- [WHAT THIS TASK INVOLVES]: Say how many lines contain the word "CNQX". Only the number should be given.

- [LISTING]:
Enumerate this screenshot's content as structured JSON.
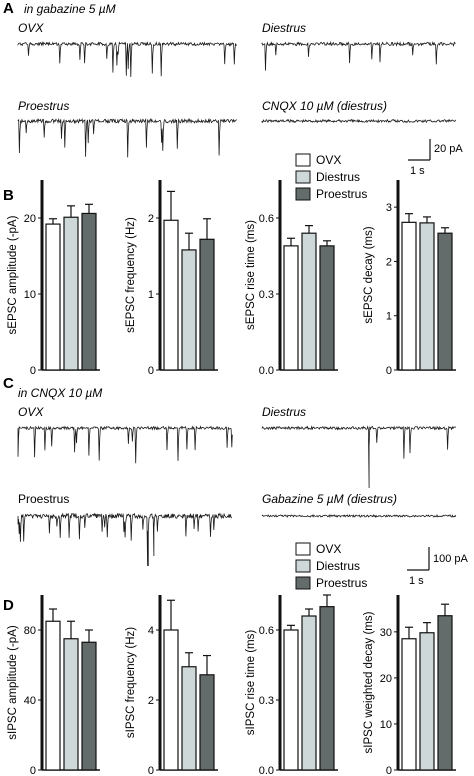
{
  "figure": {
    "panel_letters": [
      "A",
      "B",
      "C",
      "D"
    ],
    "section_A_condition": "in gabazine 5 µM",
    "section_C_condition": "in CNQX 10 µM",
    "traces_A": [
      {
        "label": "OVX",
        "italic": true
      },
      {
        "label": "Diestrus",
        "italic": true
      },
      {
        "label": "Proestrus",
        "italic": true
      },
      {
        "label": "CNQX 10 µM (diestrus)",
        "italic": true
      }
    ],
    "traces_C": [
      {
        "label": "OVX",
        "italic": true
      },
      {
        "label": "Diestrus",
        "italic": true
      },
      {
        "label": "Proestrus",
        "italic": false
      },
      {
        "label": "Gabazine 5 µM (diestrus)",
        "italic": true
      }
    ],
    "scalebar_A": {
      "amplitude": "20 pA",
      "time": "1 s"
    },
    "scalebar_C": {
      "amplitude": "100 pA",
      "time": "1 s"
    },
    "legend": [
      {
        "name": "OVX",
        "color": "#ffffff"
      },
      {
        "name": "Diestrus",
        "color": "#cfd8d8"
      },
      {
        "name": "Proestrus",
        "color": "#636b6b"
      }
    ]
  },
  "chart_data": [
    {
      "panel": "B",
      "type": "bar",
      "ylabel": "sEPSC amplitude (-pA)",
      "yticks": [
        0,
        10,
        20
      ],
      "ylim": [
        0,
        25
      ],
      "categories": [
        "OVX",
        "Diestrus",
        "Proestrus"
      ],
      "values": [
        19.2,
        20.1,
        20.6
      ],
      "errors": [
        0.7,
        1.5,
        1.2
      ]
    },
    {
      "panel": "B",
      "type": "bar",
      "ylabel": "sEPSC frequency (Hz)",
      "yticks": [
        0,
        1,
        2
      ],
      "ylim": [
        0,
        2.5
      ],
      "categories": [
        "OVX",
        "Diestrus",
        "Proestrus"
      ],
      "values": [
        1.97,
        1.58,
        1.72
      ],
      "errors": [
        0.38,
        0.22,
        0.27
      ]
    },
    {
      "panel": "B",
      "type": "bar",
      "ylabel": "sEPSC rise time (ms)",
      "yticks": [
        0.0,
        0.3,
        0.6
      ],
      "ylim": [
        0,
        0.75
      ],
      "categories": [
        "OVX",
        "Diestrus",
        "Proestrus"
      ],
      "values": [
        0.49,
        0.54,
        0.49
      ],
      "errors": [
        0.03,
        0.03,
        0.02
      ]
    },
    {
      "panel": "B",
      "type": "bar",
      "ylabel": "sEPSC decay (ms)",
      "yticks": [
        0,
        1,
        2,
        3
      ],
      "ylim": [
        0,
        3.5
      ],
      "categories": [
        "OVX",
        "Diestrus",
        "Proestrus"
      ],
      "values": [
        2.72,
        2.71,
        2.52
      ],
      "errors": [
        0.16,
        0.11,
        0.1
      ]
    },
    {
      "panel": "D",
      "type": "bar",
      "ylabel": "sIPSC amplitude (-pA)",
      "yticks": [
        0,
        40,
        80
      ],
      "ylim": [
        0,
        100
      ],
      "categories": [
        "OVX",
        "Diestrus",
        "Proestrus"
      ],
      "values": [
        85,
        75,
        73
      ],
      "errors": [
        7,
        10,
        7
      ]
    },
    {
      "panel": "D",
      "type": "bar",
      "ylabel": "sIPSC frequency (Hz)",
      "yticks": [
        0,
        2,
        4
      ],
      "ylim": [
        0,
        5
      ],
      "categories": [
        "OVX",
        "Diestrus",
        "Proestrus"
      ],
      "values": [
        4.0,
        2.95,
        2.72
      ],
      "errors": [
        0.85,
        0.4,
        0.55
      ]
    },
    {
      "panel": "D",
      "type": "bar",
      "ylabel": "sIPSC rise time (ms)",
      "yticks": [
        0.0,
        0.3,
        0.6
      ],
      "ylim": [
        0,
        0.75
      ],
      "categories": [
        "OVX",
        "Diestrus",
        "Proestrus"
      ],
      "values": [
        0.6,
        0.66,
        0.7
      ],
      "errors": [
        0.02,
        0.03,
        0.05
      ]
    },
    {
      "panel": "D",
      "type": "bar",
      "ylabel": "sIPSC weighted decay (ms)",
      "yticks": [
        0,
        10,
        20,
        30
      ],
      "ylim": [
        0,
        38
      ],
      "categories": [
        "OVX",
        "Diestrus",
        "Proestrus"
      ],
      "values": [
        28.5,
        29.8,
        33.5
      ],
      "errors": [
        2.5,
        2.2,
        2.5
      ]
    }
  ]
}
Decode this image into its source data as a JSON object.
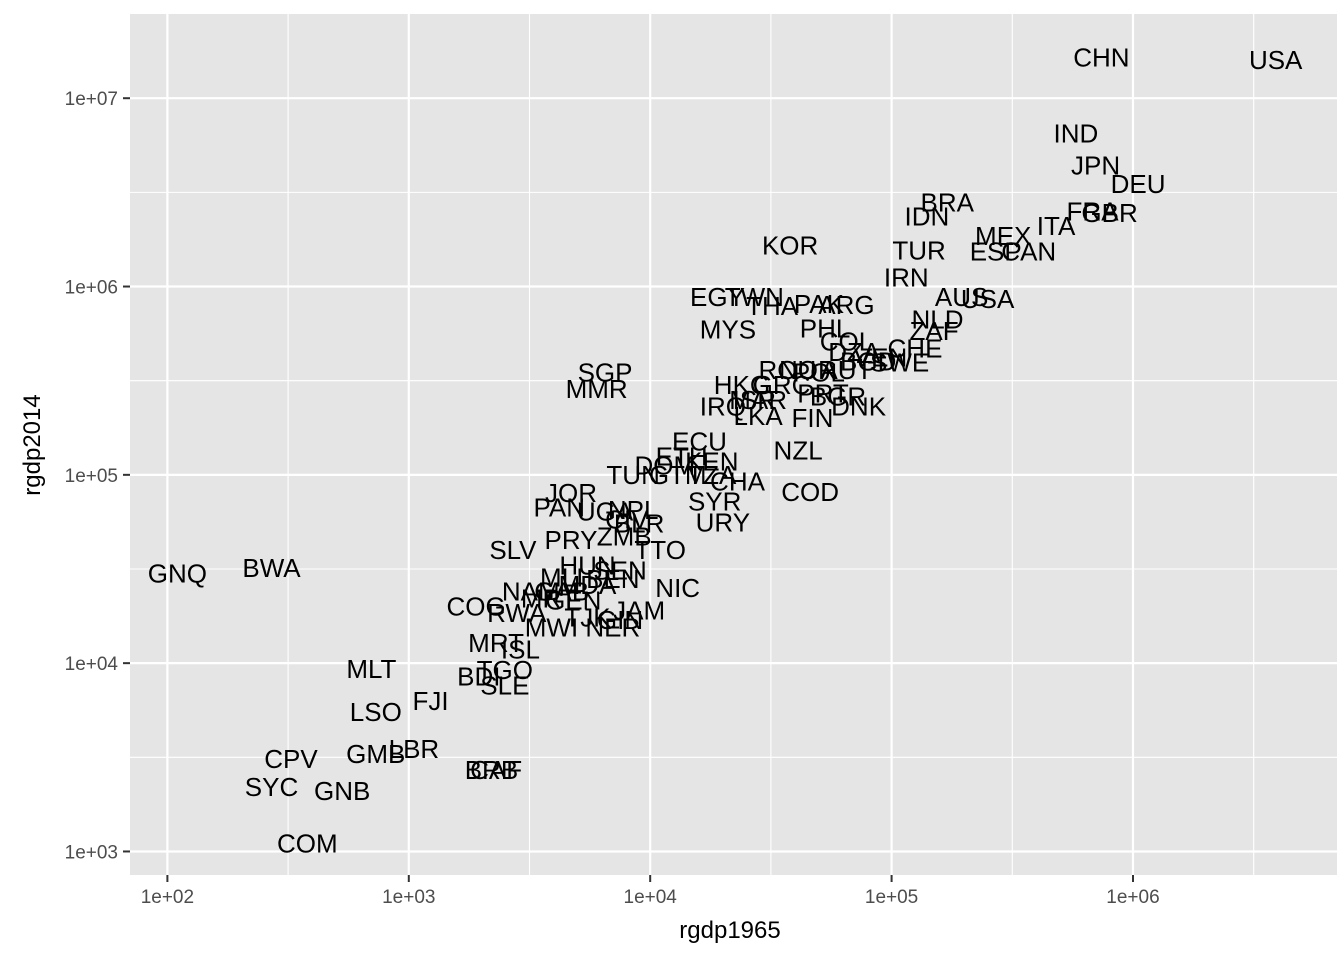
{
  "chart_data": {
    "type": "scatter",
    "mark": "text",
    "xlabel": "rgdp1965",
    "ylabel": "rgdp2014",
    "x_scale": "log10",
    "y_scale": "log10",
    "xlim": [
      70,
      7000000
    ],
    "ylim": [
      750,
      28000000
    ],
    "x_ticks": [
      {
        "value": 100,
        "label": "1e+02"
      },
      {
        "value": 1000,
        "label": "1e+03"
      },
      {
        "value": 10000,
        "label": "1e+04"
      },
      {
        "value": 100000,
        "label": "1e+05"
      },
      {
        "value": 1000000,
        "label": "1e+06"
      }
    ],
    "y_ticks": [
      {
        "value": 1000,
        "label": "1e+03"
      },
      {
        "value": 10000,
        "label": "1e+04"
      },
      {
        "value": 100000,
        "label": "1e+05"
      },
      {
        "value": 1000000,
        "label": "1e+06"
      },
      {
        "value": 10000000,
        "label": "1e+07"
      }
    ],
    "grid": true,
    "points": [
      {
        "label": "USA",
        "x": 3900000,
        "y": 16000000
      },
      {
        "label": "CHN",
        "x": 740000,
        "y": 16500000
      },
      {
        "label": "IND",
        "x": 580000,
        "y": 6500000
      },
      {
        "label": "JPN",
        "x": 700000,
        "y": 4400000
      },
      {
        "label": "DEU",
        "x": 1050000,
        "y": 3500000
      },
      {
        "label": "FRA",
        "x": 680000,
        "y": 2500000
      },
      {
        "label": "GBR",
        "x": 800000,
        "y": 2450000
      },
      {
        "label": "BRA",
        "x": 170000,
        "y": 2800000
      },
      {
        "label": "IDN",
        "x": 140000,
        "y": 2350000
      },
      {
        "label": "ITA",
        "x": 480000,
        "y": 2100000
      },
      {
        "label": "MEX",
        "x": 290000,
        "y": 1850000
      },
      {
        "label": "TUR",
        "x": 130000,
        "y": 1550000
      },
      {
        "label": "ESP",
        "x": 270000,
        "y": 1530000
      },
      {
        "label": "CAN",
        "x": 370000,
        "y": 1530000
      },
      {
        "label": "KOR",
        "x": 38000,
        "y": 1650000
      },
      {
        "label": "IRN",
        "x": 115000,
        "y": 1120000
      },
      {
        "label": "AUS",
        "x": 195000,
        "y": 880000
      },
      {
        "label": "USA",
        "x": 250000,
        "y": 860000
      },
      {
        "label": "NLD",
        "x": 155000,
        "y": 670000
      },
      {
        "label": "EGY",
        "x": 19000,
        "y": 880000
      },
      {
        "label": "TWN",
        "x": 27000,
        "y": 880000
      },
      {
        "label": "THA",
        "x": 32000,
        "y": 790000
      },
      {
        "label": "PAK",
        "x": 50000,
        "y": 810000
      },
      {
        "label": "ARG",
        "x": 65000,
        "y": 800000
      },
      {
        "label": "MYS",
        "x": 21000,
        "y": 590000
      },
      {
        "label": "PHL",
        "x": 53000,
        "y": 600000
      },
      {
        "label": "ZAF",
        "x": 150000,
        "y": 580000
      },
      {
        "label": "COL",
        "x": 65000,
        "y": 510000
      },
      {
        "label": "CHE",
        "x": 125000,
        "y": 470000
      },
      {
        "label": "DZA",
        "x": 70000,
        "y": 450000
      },
      {
        "label": "VEN",
        "x": 90000,
        "y": 420000
      },
      {
        "label": "BGD",
        "x": 80000,
        "y": 400000
      },
      {
        "label": "SWE",
        "x": 108000,
        "y": 395000
      },
      {
        "label": "SGP",
        "x": 6500,
        "y": 350000
      },
      {
        "label": "MMR",
        "x": 6000,
        "y": 285000
      },
      {
        "label": "ROU",
        "x": 37000,
        "y": 360000
      },
      {
        "label": "NOR",
        "x": 45000,
        "y": 360000
      },
      {
        "label": "AUT",
        "x": 65000,
        "y": 360000
      },
      {
        "label": "POL",
        "x": 50000,
        "y": 350000
      },
      {
        "label": "HKG",
        "x": 24000,
        "y": 300000
      },
      {
        "label": "GRC",
        "x": 35000,
        "y": 300000
      },
      {
        "label": "PRT",
        "x": 52000,
        "y": 270000
      },
      {
        "label": "IRQ",
        "x": 20000,
        "y": 230000
      },
      {
        "label": "MAR",
        "x": 28000,
        "y": 250000
      },
      {
        "label": "ISR",
        "x": 27000,
        "y": 250000
      },
      {
        "label": "BGR",
        "x": 60000,
        "y": 260000
      },
      {
        "label": "DNK",
        "x": 73000,
        "y": 230000
      },
      {
        "label": "LKA",
        "x": 28000,
        "y": 205000
      },
      {
        "label": "FIN",
        "x": 47000,
        "y": 200000
      },
      {
        "label": "NZL",
        "x": 41000,
        "y": 135000
      },
      {
        "label": "ECU",
        "x": 16000,
        "y": 150000
      },
      {
        "label": "ETH",
        "x": 13500,
        "y": 125000
      },
      {
        "label": "DOM",
        "x": 11500,
        "y": 112000
      },
      {
        "label": "KEN",
        "x": 18000,
        "y": 118000
      },
      {
        "label": "TUN",
        "x": 8500,
        "y": 100000
      },
      {
        "label": "GTM",
        "x": 13000,
        "y": 100000
      },
      {
        "label": "CHA",
        "x": 23000,
        "y": 92000
      },
      {
        "label": "TZA",
        "x": 18000,
        "y": 100000
      },
      {
        "label": "COD",
        "x": 46000,
        "y": 81000
      },
      {
        "label": "SYR",
        "x": 18500,
        "y": 72000
      },
      {
        "label": "URY",
        "x": 20000,
        "y": 56000
      },
      {
        "label": "JOR",
        "x": 4700,
        "y": 80000
      },
      {
        "label": "PAN",
        "x": 4200,
        "y": 67000
      },
      {
        "label": "UGA",
        "x": 6500,
        "y": 64000
      },
      {
        "label": "NPL",
        "x": 8500,
        "y": 65000
      },
      {
        "label": "CIV",
        "x": 8000,
        "y": 58000
      },
      {
        "label": "BLR",
        "x": 9000,
        "y": 55000
      },
      {
        "label": "PRY",
        "x": 4700,
        "y": 45000
      },
      {
        "label": "ZMB",
        "x": 7800,
        "y": 47000
      },
      {
        "label": "SLV",
        "x": 2700,
        "y": 40000
      },
      {
        "label": "TTO",
        "x": 11000,
        "y": 40000
      },
      {
        "label": "HUN",
        "x": 5500,
        "y": 33000
      },
      {
        "label": "SEN",
        "x": 7500,
        "y": 31000
      },
      {
        "label": "MLI",
        "x": 4300,
        "y": 28500
      },
      {
        "label": "BEN",
        "x": 7000,
        "y": 28000
      },
      {
        "label": "MDA",
        "x": 5500,
        "y": 26000
      },
      {
        "label": "NIC",
        "x": 13000,
        "y": 25000
      },
      {
        "label": "NAM",
        "x": 3200,
        "y": 24000
      },
      {
        "label": "GAB",
        "x": 4300,
        "y": 24000
      },
      {
        "label": "MRT",
        "x": 3800,
        "y": 22000
      },
      {
        "label": "GEN",
        "x": 4800,
        "y": 21500
      },
      {
        "label": "COG",
        "x": 1900,
        "y": 20000
      },
      {
        "label": "RWA",
        "x": 2800,
        "y": 18500
      },
      {
        "label": "TJK",
        "x": 5500,
        "y": 17500
      },
      {
        "label": "GIN",
        "x": 7500,
        "y": 17000
      },
      {
        "label": "JAM",
        "x": 9000,
        "y": 19000
      },
      {
        "label": "MWI",
        "x": 3900,
        "y": 15500
      },
      {
        "label": "NER",
        "x": 7000,
        "y": 15500
      },
      {
        "label": "MRT",
        "x": 2300,
        "y": 12800
      },
      {
        "label": "ISL",
        "x": 2900,
        "y": 11800
      },
      {
        "label": "MLT",
        "x": 700,
        "y": 9300
      },
      {
        "label": "TGO",
        "x": 2500,
        "y": 9200
      },
      {
        "label": "BDI",
        "x": 1950,
        "y": 8500
      },
      {
        "label": "SLE",
        "x": 2500,
        "y": 7600
      },
      {
        "label": "FJI",
        "x": 1230,
        "y": 6300
      },
      {
        "label": "LSO",
        "x": 730,
        "y": 5500
      },
      {
        "label": "GNQ",
        "x": 110,
        "y": 30000
      },
      {
        "label": "BWA",
        "x": 270,
        "y": 32000
      },
      {
        "label": "CPV",
        "x": 325,
        "y": 3100
      },
      {
        "label": "GMB",
        "x": 730,
        "y": 3300
      },
      {
        "label": "LBR",
        "x": 1050,
        "y": 3500
      },
      {
        "label": "SYC",
        "x": 270,
        "y": 2200
      },
      {
        "label": "GNB",
        "x": 530,
        "y": 2100
      },
      {
        "label": "BRB",
        "x": 2200,
        "y": 2700
      },
      {
        "label": "CAF",
        "x": 2300,
        "y": 2700
      },
      {
        "label": "COM",
        "x": 380,
        "y": 1100
      }
    ]
  }
}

- [ANSWER TO THE TASK]: 2